Task directions
List every modality that the opening summary of the case studies page below says its engagements cover.

-------- Document extract

Case Studies
Case Studies
Real engagements across gene therapy, RNA therapeutics, oligonucleotide therapeutics, gene editing, and biologics. From preclinical roadmaps to investor-ready data rooms.
Modalities
Engagement Types
Case Study 1
AAV Gene Therapy, Rare Kidney Disease
A gene therapy discovery had no path to the clinic. A structured development plan cut 14 months off the timeline and is now executing.
Before
Promising discovery data. No development path, no model strategy, no timeline, no decision criteria.
After
A staged roadmap with decision gates, model strategy, accelerated approval regulatory alignment, and cross-functional coordination. Executing on plan, 14 months ahead of a conventional approach.
The Situation
A research team had generated in vivo proof-of-principle data showing that AAV gene therapy could treat a rare kidney disorder. The science was promising, but there was no development plan. The program existed as a scientific discovery. No candidate optimization strategy, no delivery approach defined (vector or physical delivery), no regulatory path, and no timeline. Leadership wanted to fill a strategic gap in the portfolio, which meant the plan needed to de-risk the program and reach the clinic as quickly as possible.
The Challenge
The gap between "this could work" and "here's how we get to IND" was wide. The team needed:
- A strategy to optimize the gene therapy candidate and select a lead
- The right preclinical models at each stage, including in vitro, ex vivo, disease-specific mouse models, and a large animal model (pig) for translationally relevant questions
- Biomarker strategy to measure what mattered at each stage
- Coordination across preclinical, CMC, device (for physical delivery), regulatory, and clinical planning
- Go/no-go decision criteria at each stage so resources were not committed past a failing program
- A timeline optimized for speed because of the portfolio imperative
What Was Built
A structured preclinical development roadmap from candidate optimization through lead selection through IND-enabling studies, with the nonclinical package designed around an accelerated approval pathway from the start. Each stage had explicit go/no-go decision gates. The critical path approach cut 14 months off the development timeline through specific decisions:
- In vitro screening tool to rapidly select a lead candidate rather than running lengthy in vivo comparisons upfront
- CRO selected because they already had the disease model validated and established, eliminating months of model development
- Animal model chosen for compatibility with the treatment approach, enabling faster study execution
- Large animal delivery work run in parallel with small animal efficacy rather than sequentially
- CMC and preclinical timelines aligned so manufacturing was not on the critical path
- Translationally relevant models built in early to boost confidence in clinical predictions and reduce late-stage risk
Risks were identified, weighed, and paired with mitigations. The plan integrated CMC, device, regulatory, and clinical considerations so the preclinical program did not advance in isolation.
The Result
The plan was accepted by senior leadership as the development roadmap for the program. The critical path approach cut 14 months from the projected development timeline. The program entered candidate optimization on the defined timeline. Studies were initiated with the recommended CROs.
Case Study 2
RNA Therapeutics Platform, 30+ Indications
An RNA therapeutics platform had 30+ potential indications and no systematic way to decide which to pursue. A structured evaluation framework narrowed the field to the top 3.

----------------
-------- Data provided

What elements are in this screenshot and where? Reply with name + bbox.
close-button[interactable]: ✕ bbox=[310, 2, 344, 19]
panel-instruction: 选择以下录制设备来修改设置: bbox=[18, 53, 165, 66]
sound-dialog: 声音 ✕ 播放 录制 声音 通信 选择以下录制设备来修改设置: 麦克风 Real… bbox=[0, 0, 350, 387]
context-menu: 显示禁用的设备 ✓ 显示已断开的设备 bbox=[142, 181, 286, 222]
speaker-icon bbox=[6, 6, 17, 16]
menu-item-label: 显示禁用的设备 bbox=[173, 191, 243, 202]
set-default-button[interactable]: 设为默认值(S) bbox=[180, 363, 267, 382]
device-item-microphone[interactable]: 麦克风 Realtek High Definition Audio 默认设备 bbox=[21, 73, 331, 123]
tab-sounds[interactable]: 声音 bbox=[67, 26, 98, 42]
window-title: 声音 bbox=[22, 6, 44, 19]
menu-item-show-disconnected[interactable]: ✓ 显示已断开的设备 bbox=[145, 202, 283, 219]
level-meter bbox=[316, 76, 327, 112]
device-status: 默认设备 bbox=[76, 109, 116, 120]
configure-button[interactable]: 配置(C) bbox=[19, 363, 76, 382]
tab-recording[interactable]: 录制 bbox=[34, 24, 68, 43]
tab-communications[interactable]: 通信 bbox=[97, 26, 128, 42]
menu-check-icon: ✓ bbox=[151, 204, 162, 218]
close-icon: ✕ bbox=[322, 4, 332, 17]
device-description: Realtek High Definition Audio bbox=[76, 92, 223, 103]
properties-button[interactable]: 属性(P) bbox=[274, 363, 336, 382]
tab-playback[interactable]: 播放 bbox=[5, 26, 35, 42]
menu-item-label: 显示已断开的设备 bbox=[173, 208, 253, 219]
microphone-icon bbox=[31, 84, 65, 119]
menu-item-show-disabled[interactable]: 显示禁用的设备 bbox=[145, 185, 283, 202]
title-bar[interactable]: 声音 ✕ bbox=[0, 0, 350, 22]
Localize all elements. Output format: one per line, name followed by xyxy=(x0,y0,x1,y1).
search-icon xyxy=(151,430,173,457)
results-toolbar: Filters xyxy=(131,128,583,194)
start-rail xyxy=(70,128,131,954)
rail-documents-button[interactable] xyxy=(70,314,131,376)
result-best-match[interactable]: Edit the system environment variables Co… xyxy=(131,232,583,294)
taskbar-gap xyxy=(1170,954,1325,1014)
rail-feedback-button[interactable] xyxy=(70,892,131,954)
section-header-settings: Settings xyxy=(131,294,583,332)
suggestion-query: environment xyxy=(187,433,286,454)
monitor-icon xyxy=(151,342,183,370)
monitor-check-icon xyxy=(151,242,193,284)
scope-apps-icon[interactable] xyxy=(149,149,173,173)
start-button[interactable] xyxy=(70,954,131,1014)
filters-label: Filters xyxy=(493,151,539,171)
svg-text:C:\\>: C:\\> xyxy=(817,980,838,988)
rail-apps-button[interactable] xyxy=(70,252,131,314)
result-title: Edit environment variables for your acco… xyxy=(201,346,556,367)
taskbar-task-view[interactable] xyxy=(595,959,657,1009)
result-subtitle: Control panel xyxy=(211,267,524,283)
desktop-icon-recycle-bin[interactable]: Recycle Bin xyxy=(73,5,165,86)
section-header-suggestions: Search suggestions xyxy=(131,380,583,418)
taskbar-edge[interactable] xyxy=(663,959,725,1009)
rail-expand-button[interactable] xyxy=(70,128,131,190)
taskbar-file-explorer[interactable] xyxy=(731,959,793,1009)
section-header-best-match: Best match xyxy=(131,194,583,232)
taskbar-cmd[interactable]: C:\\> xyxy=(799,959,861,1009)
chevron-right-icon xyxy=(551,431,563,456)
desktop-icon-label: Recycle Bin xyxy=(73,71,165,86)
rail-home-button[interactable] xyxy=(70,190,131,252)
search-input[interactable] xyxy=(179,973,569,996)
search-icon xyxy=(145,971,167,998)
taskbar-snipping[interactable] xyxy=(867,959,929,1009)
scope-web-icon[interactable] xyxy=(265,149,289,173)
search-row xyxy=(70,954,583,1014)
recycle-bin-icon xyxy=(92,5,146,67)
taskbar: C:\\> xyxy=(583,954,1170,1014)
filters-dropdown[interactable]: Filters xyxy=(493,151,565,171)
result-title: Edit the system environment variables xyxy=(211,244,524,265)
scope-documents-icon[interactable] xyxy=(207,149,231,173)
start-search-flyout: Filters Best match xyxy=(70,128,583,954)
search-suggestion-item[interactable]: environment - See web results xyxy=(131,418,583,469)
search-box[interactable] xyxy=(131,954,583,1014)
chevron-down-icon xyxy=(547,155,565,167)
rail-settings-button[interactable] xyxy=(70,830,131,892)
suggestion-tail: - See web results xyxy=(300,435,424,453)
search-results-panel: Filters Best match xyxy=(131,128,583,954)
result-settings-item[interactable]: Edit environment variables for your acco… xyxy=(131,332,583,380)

----------------

Exercise output
- Gene therapy
- RNA therapeutics
- Oligonucleotide therapeutics
- Gene editing
- Biologics